◆ TASK PROMPT ◆
All of the material below is to be returned exactly.

◆ SOURCE MATERIAL ◆
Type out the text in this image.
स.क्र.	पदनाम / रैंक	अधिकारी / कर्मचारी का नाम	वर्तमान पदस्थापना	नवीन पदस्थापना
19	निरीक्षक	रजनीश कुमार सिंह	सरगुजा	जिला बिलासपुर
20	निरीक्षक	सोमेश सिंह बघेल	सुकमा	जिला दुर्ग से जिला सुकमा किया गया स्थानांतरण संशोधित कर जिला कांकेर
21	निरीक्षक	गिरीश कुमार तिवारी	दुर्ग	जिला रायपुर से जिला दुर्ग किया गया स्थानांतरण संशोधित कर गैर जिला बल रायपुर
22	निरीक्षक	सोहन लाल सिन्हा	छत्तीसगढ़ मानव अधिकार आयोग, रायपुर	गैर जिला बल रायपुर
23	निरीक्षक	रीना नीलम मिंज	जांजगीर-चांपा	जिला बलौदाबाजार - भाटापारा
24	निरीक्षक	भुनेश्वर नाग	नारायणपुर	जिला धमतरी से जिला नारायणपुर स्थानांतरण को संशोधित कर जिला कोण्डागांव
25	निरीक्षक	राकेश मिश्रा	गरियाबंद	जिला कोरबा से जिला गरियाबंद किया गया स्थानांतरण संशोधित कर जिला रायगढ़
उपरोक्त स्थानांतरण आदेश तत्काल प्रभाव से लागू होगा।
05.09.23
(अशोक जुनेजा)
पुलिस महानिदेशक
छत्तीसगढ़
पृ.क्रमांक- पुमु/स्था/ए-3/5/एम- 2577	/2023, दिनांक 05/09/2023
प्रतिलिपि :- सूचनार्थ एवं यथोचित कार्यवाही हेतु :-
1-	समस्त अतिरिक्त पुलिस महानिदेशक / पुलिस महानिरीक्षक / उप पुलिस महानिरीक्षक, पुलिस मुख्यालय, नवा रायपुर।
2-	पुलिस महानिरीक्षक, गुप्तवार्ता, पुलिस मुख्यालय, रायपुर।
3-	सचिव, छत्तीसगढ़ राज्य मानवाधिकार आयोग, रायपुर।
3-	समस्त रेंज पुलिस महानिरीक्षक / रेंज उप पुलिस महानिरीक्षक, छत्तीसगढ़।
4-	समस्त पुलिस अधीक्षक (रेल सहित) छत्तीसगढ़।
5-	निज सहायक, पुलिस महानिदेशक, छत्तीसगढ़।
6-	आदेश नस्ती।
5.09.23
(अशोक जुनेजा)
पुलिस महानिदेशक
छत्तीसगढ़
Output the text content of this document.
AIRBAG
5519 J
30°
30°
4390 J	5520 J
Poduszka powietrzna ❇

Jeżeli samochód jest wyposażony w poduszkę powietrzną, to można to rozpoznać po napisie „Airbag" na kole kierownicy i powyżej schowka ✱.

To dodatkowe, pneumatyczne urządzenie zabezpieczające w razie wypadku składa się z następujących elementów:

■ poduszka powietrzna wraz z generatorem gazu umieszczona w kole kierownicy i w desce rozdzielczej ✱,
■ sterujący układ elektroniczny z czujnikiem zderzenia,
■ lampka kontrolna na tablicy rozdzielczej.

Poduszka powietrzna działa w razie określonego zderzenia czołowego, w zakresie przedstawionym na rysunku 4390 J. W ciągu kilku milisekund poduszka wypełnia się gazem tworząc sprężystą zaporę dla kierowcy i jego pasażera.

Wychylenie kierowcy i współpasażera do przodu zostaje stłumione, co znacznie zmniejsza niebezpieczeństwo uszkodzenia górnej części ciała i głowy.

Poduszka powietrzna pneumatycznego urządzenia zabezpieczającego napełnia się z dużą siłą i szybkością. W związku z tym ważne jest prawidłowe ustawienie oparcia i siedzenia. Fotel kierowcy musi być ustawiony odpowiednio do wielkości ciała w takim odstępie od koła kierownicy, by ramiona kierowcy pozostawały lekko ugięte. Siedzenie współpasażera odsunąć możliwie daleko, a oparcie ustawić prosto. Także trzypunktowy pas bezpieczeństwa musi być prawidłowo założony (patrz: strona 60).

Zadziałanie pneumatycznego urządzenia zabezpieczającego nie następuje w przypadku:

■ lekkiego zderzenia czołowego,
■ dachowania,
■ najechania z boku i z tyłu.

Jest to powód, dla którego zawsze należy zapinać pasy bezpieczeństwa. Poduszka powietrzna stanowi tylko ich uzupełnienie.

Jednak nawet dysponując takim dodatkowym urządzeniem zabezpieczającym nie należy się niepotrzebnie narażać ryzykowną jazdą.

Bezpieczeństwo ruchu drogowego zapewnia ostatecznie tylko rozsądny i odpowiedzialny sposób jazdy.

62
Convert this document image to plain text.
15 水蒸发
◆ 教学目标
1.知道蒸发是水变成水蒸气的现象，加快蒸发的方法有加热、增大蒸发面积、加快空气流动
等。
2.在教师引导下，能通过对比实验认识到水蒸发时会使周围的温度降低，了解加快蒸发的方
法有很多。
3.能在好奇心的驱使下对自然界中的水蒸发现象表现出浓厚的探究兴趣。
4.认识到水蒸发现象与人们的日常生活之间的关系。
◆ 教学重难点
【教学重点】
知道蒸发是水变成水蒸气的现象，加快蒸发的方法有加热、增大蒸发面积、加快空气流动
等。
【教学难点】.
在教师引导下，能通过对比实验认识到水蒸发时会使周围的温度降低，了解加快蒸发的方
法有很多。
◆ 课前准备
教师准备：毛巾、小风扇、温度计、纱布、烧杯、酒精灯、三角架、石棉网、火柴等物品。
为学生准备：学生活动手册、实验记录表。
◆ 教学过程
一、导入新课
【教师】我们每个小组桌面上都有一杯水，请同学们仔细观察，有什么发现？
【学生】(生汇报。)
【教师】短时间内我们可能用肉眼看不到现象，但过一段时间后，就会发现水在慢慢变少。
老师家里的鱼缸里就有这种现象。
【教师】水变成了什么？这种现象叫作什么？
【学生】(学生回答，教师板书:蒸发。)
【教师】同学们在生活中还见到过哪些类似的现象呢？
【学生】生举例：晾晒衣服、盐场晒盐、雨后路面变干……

◆ REPLY ◆
Type out the text in this image.
स.क्र.	पदनाम / रैंक	अधिकारी / कर्मचारी का नाम	वर्तमान पदस्थापना	नवीन पदस्थापना
19	निरीक्षक	रजनीश कुमार सिंह	सरगुजा	जिला बिलासपुर
20	निरीक्षक	सोमेश सिंह बघेल	सुकमा	जिला दुर्ग से जिला सुकमा किया गया स्थानांतरण संशोधित कर जिला कांकेर
21	निरीक्षक	गिरीश कुमार तिवारी	दुर्ग	जिला रायपुर से जिला दुर्ग किया गया स्थानांतरण संशोधित कर गैर जिला बल रायपुर
22	निरीक्षक	सोहन लाल सिन्हा	छत्तीसगढ़ मानव अधिकार आयोग, रायपुर	गैर जिला बल रायपुर
23	निरीक्षक	रीना नीलम मिंज	जांजगीर-चांपा	जिला बलौदाबाजार - भाटापारा
24	निरीक्षक	भुनेश्वर नाग	नारायणपुर	जिला धमतरी से जिला नारायणपुर स्थानांतरण को संशोधित कर जिला कोण्डागांव
25	निरीक्षक	राकेश मिश्रा	गरियाबंद	जिला कोरबा से जिला गरियाबंद किया गया स्थानांतरण संशोधित कर जिला रायगढ़
उपरोक्त स्थानांतरण आदेश तत्काल प्रभाव से लागू होगा।
05.09.23
(अशोक जुनेजा)
पुलिस महानिदेशक
छत्तीसगढ़
पृ.क्रमांक- पुमु/स्था/ए-3/5/एम- 2577	/2023, दिनांक 05/09/2023
प्रतिलिपि :- सूचनार्थ एवं यथोचित कार्यवाही हेतु :-
1-	समस्त अतिरिक्त पुलिस महानिदेशक / पुलिस महानिरीक्षक / उप पुलिस महानिरीक्षक, पुलिस मुख्यालय, नवा रायपुर।
2-	पुलिस महानिरीक्षक, गुप्तवार्ता, पुलिस मुख्यालय, रायपुर।
3-	सचिव, छत्तीसगढ़ राज्य मानवाधिकार आयोग, रायपुर।
3-	समस्त रेंज पुलिस महानिरीक्षक / रेंज उप पुलिस महानिरीक्षक, छत्तीसगढ़।
4-	समस्त पुलिस अधीक्षक (रेल सहित) छत्तीसगढ़।
5-	निज सहायक, पुलिस महानिदेशक, छत्तीसगढ़।
6-	आदेश नस्ती।
5.09.23
(अशोक जुनेजा)
पुलिस महानिदेशक
छत्तीसगढ़
Output the text content of this document.
AIRBAG
5519 J
30°
30°
4390 J	5520 J
Poduszka powietrzna ❇

Jeżeli samochód jest wyposażony w poduszkę powietrzną, to można to rozpoznać po napisie „Airbag" na kole kierownicy i powyżej schowka ✱.

To dodatkowe, pneumatyczne urządzenie zabezpieczające w razie wypadku składa się z następujących elementów:

■ poduszka powietrzna wraz z generatorem gazu umieszczona w kole kierownicy i w desce rozdzielczej ✱,
■ sterujący układ elektroniczny z czujnikiem zderzenia,
■ lampka kontrolna na tablicy rozdzielczej.

Poduszka powietrzna działa w razie określonego zderzenia czołowego, w zakresie przedstawionym na rysunku 4390 J. W ciągu kilku milisekund poduszka wypełnia się gazem tworząc sprężystą zaporę dla kierowcy i jego pasażera.

Wychylenie kierowcy i współpasażera do przodu zostaje stłumione, co znacznie zmniejsza niebezpieczeństwo uszkodzenia górnej części ciała i głowy.

Poduszka powietrzna pneumatycznego urządzenia zabezpieczającego napełnia się z dużą siłą i szybkością. W związku z tym ważne jest prawidłowe ustawienie oparcia i siedzenia. Fotel kierowcy musi być ustawiony odpowiednio do wielkości ciała w takim odstępie od koła kierownicy, by ramiona kierowcy pozostawały lekko ugięte. Siedzenie współpasażera odsunąć możliwie daleko, a oparcie ustawić prosto. Także trzypunktowy pas bezpieczeństwa musi być prawidłowo założony (patrz: strona 60).

Zadziałanie pneumatycznego urządzenia zabezpieczającego nie następuje w przypadku:

■ lekkiego zderzenia czołowego,
■ dachowania,
■ najechania z boku i z tyłu.

Jest to powód, dla którego zawsze należy zapinać pasy bezpieczeństwa. Poduszka powietrzna stanowi tylko ich uzupełnienie.

Jednak nawet dysponując takim dodatkowym urządzeniem zabezpieczającym nie należy się niepotrzebnie narażać ryzykowną jazdą.

Bezpieczeństwo ruchu drogowego zapewnia ostatecznie tylko rozsądny i odpowiedzialny sposób jazdy.

62
Convert this document image to plain text.
15 水蒸发
◆ 教学目标
1.知道蒸发是水变成水蒸气的现象，加快蒸发的方法有加热、增大蒸发面积、加快空气流动
等。
2.在教师引导下，能通过对比实验认识到水蒸发时会使周围的温度降低，了解加快蒸发的方
法有很多。
3.能在好奇心的驱使下对自然界中的水蒸发现象表现出浓厚的探究兴趣。
4.认识到水蒸发现象与人们的日常生活之间的关系。
◆ 教学重难点
【教学重点】
知道蒸发是水变成水蒸气的现象，加快蒸发的方法有加热、增大蒸发面积、加快空气流动
等。
【教学难点】.
在教师引导下，能通过对比实验认识到水蒸发时会使周围的温度降低，了解加快蒸发的方
法有很多。
◆ 课前准备
教师准备：毛巾、小风扇、温度计、纱布、烧杯、酒精灯、三角架、石棉网、火柴等物品。
为学生准备：学生活动手册、实验记录表。
◆ 教学过程
一、导入新课
【教师】我们每个小组桌面上都有一杯水，请同学们仔细观察，有什么发现？
【学生】(生汇报。)
【教师】短时间内我们可能用肉眼看不到现象，但过一段时间后，就会发现水在慢慢变少。
老师家里的鱼缸里就有这种现象。
【教师】水变成了什么？这种现象叫作什么？
【学生】(学生回答，教师板书:蒸发。)
【教师】同学们在生活中还见到过哪些类似的现象呢？
【学生】生举例：晾晒衣服、盐场晒盐、雨后路面变干……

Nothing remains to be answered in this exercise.